## INSTRUCTIONS TO FOLLOW
Your job is to restate each entry word for word.

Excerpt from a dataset

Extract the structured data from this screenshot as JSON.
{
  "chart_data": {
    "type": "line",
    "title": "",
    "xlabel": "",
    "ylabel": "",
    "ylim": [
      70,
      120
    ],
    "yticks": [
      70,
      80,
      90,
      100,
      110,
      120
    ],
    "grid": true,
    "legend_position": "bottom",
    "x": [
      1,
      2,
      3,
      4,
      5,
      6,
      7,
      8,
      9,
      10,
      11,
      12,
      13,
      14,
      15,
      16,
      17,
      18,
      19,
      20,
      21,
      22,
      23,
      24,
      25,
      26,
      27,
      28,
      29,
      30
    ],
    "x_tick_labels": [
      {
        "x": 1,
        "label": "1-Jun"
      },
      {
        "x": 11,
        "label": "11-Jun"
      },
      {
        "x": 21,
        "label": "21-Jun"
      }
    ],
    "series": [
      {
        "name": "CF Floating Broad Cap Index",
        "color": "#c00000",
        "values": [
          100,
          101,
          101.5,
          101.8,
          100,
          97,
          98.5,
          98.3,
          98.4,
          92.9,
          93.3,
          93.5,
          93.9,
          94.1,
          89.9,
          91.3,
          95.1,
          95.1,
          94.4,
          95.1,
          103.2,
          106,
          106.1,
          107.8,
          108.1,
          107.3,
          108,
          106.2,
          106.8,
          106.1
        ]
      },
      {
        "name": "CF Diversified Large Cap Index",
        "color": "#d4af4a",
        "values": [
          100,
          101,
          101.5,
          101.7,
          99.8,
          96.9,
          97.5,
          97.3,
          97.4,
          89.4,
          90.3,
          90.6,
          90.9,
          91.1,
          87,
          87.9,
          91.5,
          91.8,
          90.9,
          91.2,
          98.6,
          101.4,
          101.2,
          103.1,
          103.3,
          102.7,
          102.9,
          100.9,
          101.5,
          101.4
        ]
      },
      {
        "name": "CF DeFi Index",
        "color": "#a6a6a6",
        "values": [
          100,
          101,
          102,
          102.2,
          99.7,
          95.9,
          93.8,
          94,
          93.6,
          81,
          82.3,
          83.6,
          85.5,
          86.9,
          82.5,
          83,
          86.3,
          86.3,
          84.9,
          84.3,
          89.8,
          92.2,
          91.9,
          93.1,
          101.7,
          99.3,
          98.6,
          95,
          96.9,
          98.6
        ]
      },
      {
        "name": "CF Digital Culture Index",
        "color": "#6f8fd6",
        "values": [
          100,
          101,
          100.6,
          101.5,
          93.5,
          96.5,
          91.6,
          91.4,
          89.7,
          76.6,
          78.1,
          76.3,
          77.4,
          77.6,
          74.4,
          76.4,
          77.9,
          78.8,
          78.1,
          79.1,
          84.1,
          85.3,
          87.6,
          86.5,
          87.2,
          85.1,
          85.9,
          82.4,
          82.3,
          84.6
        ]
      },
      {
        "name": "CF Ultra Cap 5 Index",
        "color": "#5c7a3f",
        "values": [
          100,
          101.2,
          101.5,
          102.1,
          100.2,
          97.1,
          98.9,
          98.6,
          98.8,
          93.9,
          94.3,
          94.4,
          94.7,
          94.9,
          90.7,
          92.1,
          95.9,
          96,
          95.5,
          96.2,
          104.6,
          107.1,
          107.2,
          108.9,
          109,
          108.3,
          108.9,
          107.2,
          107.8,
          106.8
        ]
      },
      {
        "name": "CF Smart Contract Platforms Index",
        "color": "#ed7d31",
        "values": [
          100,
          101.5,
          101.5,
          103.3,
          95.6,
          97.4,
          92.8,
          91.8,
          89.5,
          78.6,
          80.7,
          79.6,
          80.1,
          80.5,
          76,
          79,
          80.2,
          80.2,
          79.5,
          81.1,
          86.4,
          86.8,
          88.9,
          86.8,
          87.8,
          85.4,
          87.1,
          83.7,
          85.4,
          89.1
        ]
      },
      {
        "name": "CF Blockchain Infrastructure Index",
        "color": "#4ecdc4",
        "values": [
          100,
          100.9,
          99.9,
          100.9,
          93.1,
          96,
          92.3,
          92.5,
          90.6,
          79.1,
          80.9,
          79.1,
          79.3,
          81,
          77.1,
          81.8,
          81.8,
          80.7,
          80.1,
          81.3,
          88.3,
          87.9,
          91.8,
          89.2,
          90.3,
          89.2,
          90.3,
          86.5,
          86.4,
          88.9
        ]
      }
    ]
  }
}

## COMPLETE OUTPUT
Extract the structured data from this screenshot as JSON.
{
  "chart_data": {
    "type": "line",
    "title": "",
    "xlabel": "",
    "ylabel": "",
    "ylim": [
      70,
      120
    ],
    "yticks": [
      70,
      80,
      90,
      100,
      110,
      120
    ],
    "grid": true,
    "legend_position": "bottom",
    "x": [
      1,
      2,
      3,
      4,
      5,
      6,
      7,
      8,
      9,
      10,
      11,
      12,
      13,
      14,
      15,
      16,
      17,
      18,
      19,
      20,
      21,
      22,
      23,
      24,
      25,
      26,
      27,
      28,
      29,
      30
    ],
    "x_tick_labels": [
      {
        "x": 1,
        "label": "1-Jun"
      },
      {
        "x": 11,
        "label": "11-Jun"
      },
      {
        "x": 21,
        "label": "21-Jun"
      }
    ],
    "series": [
      {
        "name": "CF Floating Broad Cap Index",
        "color": "#c00000",
        "values": [
          100,
          101,
          101.5,
          101.8,
          100,
          97,
          98.5,
          98.3,
          98.4,
          92.9,
          93.3,
          93.5,
          93.9,
          94.1,
          89.9,
          91.3,
          95.1,
          95.1,
          94.4,
          95.1,
          103.2,
          106,
          106.1,
          107.8,
          108.1,
          107.3,
          108,
          106.2,
          106.8,
          106.1
        ]
      },
      {
        "name": "CF Diversified Large Cap Index",
        "color": "#d4af4a",
        "values": [
          100,
          101,
          101.5,
          101.7,
          99.8,
          96.9,
          97.5,
          97.3,
          97.4,
          89.4,
          90.3,
          90.6,
          90.9,
          91.1,
          87,
          87.9,
          91.5,
          91.8,
          90.9,
          91.2,
          98.6,
          101.4,
          101.2,
          103.1,
          103.3,
          102.7,
          102.9,
          100.9,
          101.5,
          101.4
        ]
      },
      {
        "name": "CF DeFi Index",
        "color": "#a6a6a6",
        "values": [
          100,
          101,
          102,
          102.2,
          99.7,
          95.9,
          93.8,
          94,
          93.6,
          81,
          82.3,
          83.6,
          85.5,
          86.9,
          82.5,
          83,
          86.3,
          86.3,
          84.9,
          84.3,
          89.8,
          92.2,
          91.9,
          93.1,
          101.7,
          99.3,
          98.6,
          95,
          96.9,
          98.6
        ]
      },
      {
        "name": "CF Digital Culture Index",
        "color": "#6f8fd6",
        "values": [
          100,
          101,
          100.6,
          101.5,
          93.5,
          96.5,
          91.6,
          91.4,
          89.7,
          76.6,
          78.1,
          76.3,
          77.4,
          77.6,
          74.4,
          76.4,
          77.9,
          78.8,
          78.1,
          79.1,
          84.1,
          85.3,
          87.6,
          86.5,
          87.2,
          85.1,
          85.9,
          82.4,
          82.3,
          84.6
        ]
      },
      {
        "name": "CF Ultra Cap 5 Index",
        "color": "#5c7a3f",
        "values": [
          100,
          101.2,
          101.5,
          102.1,
          100.2,
          97.1,
          98.9,
          98.6,
          98.8,
          93.9,
          94.3,
          94.4,
          94.7,
          94.9,
          90.7,
          92.1,
          95.9,
          96,
          95.5,
          96.2,
          104.6,
          107.1,
          107.2,
          108.9,
          109,
          108.3,
          108.9,
          107.2,
          107.8,
          106.8
        ]
      },
      {
        "name": "CF Smart Contract Platforms Index",
        "color": "#ed7d31",
        "values": [
          100,
          101.5,
          101.5,
          103.3,
          95.6,
          97.4,
          92.8,
          91.8,
          89.5,
          78.6,
          80.7,
          79.6,
          80.1,
          80.5,
          76,
          79,
          80.2,
          80.2,
          79.5,
          81.1,
          86.4,
          86.8,
          88.9,
          86.8,
          87.8,
          85.4,
          87.1,
          83.7,
          85.4,
          89.1
        ]
      },
      {
        "name": "CF Blockchain Infrastructure Index",
        "color": "#4ecdc4",
        "values": [
          100,
          100.9,
          99.9,
          100.9,
          93.1,
          96,
          92.3,
          92.5,
          90.6,
          79.1,
          80.9,
          79.1,
          79.3,
          81,
          77.1,
          81.8,
          81.8,
          80.7,
          80.1,
          81.3,
          88.3,
          87.9,
          91.8,
          89.2,
          90.3,
          89.2,
          90.3,
          86.5,
          86.4,
          88.9
        ]
      }
    ]
  }
}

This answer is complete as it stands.